● **SUPPLIED DATA**
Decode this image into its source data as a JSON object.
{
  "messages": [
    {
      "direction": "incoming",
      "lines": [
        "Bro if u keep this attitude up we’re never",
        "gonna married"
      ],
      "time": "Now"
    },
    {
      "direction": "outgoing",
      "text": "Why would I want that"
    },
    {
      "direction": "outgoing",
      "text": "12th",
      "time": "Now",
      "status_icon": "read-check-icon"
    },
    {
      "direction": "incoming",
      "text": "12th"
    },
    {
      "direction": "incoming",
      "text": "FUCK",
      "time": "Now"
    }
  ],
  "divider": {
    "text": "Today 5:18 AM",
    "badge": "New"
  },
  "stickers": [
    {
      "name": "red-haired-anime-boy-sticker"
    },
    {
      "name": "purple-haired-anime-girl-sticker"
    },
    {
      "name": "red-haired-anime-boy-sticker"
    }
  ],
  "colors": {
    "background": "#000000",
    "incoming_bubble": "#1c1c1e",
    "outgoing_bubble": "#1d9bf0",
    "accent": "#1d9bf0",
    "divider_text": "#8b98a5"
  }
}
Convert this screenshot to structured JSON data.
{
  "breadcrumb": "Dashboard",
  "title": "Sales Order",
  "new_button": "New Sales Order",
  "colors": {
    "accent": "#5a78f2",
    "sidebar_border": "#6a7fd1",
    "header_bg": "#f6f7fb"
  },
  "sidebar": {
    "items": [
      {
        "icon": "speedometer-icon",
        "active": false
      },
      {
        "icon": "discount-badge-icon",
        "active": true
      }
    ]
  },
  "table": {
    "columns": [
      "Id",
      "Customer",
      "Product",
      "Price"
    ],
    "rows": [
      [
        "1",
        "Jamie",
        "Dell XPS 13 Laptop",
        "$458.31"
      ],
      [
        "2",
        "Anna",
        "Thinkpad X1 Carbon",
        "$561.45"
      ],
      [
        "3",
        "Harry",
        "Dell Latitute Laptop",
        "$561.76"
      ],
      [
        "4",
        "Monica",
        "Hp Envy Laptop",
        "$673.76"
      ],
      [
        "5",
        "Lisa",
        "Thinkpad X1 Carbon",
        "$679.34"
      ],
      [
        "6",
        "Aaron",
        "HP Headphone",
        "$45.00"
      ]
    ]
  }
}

● **WHAT YOU ARE ASKED TO DO**
Copy out each record from above, exactly.

● **EXERCISE OUTPUT**
Decode this image into its source data as a JSON object.
{
  "messages": [
    {
      "direction": "incoming",
      "lines": [
        "Bro if u keep this attitude up we’re never",
        "gonna married"
      ],
      "time": "Now"
    },
    {
      "direction": "outgoing",
      "text": "Why would I want that"
    },
    {
      "direction": "outgoing",
      "text": "12th",
      "time": "Now",
      "status_icon": "read-check-icon"
    },
    {
      "direction": "incoming",
      "text": "12th"
    },
    {
      "direction": "incoming",
      "text": "FUCK",
      "time": "Now"
    }
  ],
  "divider": {
    "text": "Today 5:18 AM",
    "badge": "New"
  },
  "stickers": [
    {
      "name": "red-haired-anime-boy-sticker"
    },
    {
      "name": "purple-haired-anime-girl-sticker"
    },
    {
      "name": "red-haired-anime-boy-sticker"
    }
  ],
  "colors": {
    "background": "#000000",
    "incoming_bubble": "#1c1c1e",
    "outgoing_bubble": "#1d9bf0",
    "accent": "#1d9bf0",
    "divider_text": "#8b98a5"
  }
}
Convert this screenshot to structured JSON data.
{
  "breadcrumb": "Dashboard",
  "title": "Sales Order",
  "new_button": "New Sales Order",
  "colors": {
    "accent": "#5a78f2",
    "sidebar_border": "#6a7fd1",
    "header_bg": "#f6f7fb"
  },
  "sidebar": {
    "items": [
      {
        "icon": "speedometer-icon",
        "active": false
      },
      {
        "icon": "discount-badge-icon",
        "active": true
      }
    ]
  },
  "table": {
    "columns": [
      "Id",
      "Customer",
      "Product",
      "Price"
    ],
    "rows": [
      [
        "1",
        "Jamie",
        "Dell XPS 13 Laptop",
        "$458.31"
      ],
      [
        "2",
        "Anna",
        "Thinkpad X1 Carbon",
        "$561.45"
      ],
      [
        "3",
        "Harry",
        "Dell Latitute Laptop",
        "$561.76"
      ],
      [
        "4",
        "Monica",
        "Hp Envy Laptop",
        "$673.76"
      ],
      [
        "5",
        "Lisa",
        "Thinkpad X1 Carbon",
        "$679.34"
      ],
      [
        "6",
        "Aaron",
        "HP Headphone",
        "$45.00"
      ]
    ]
  }
}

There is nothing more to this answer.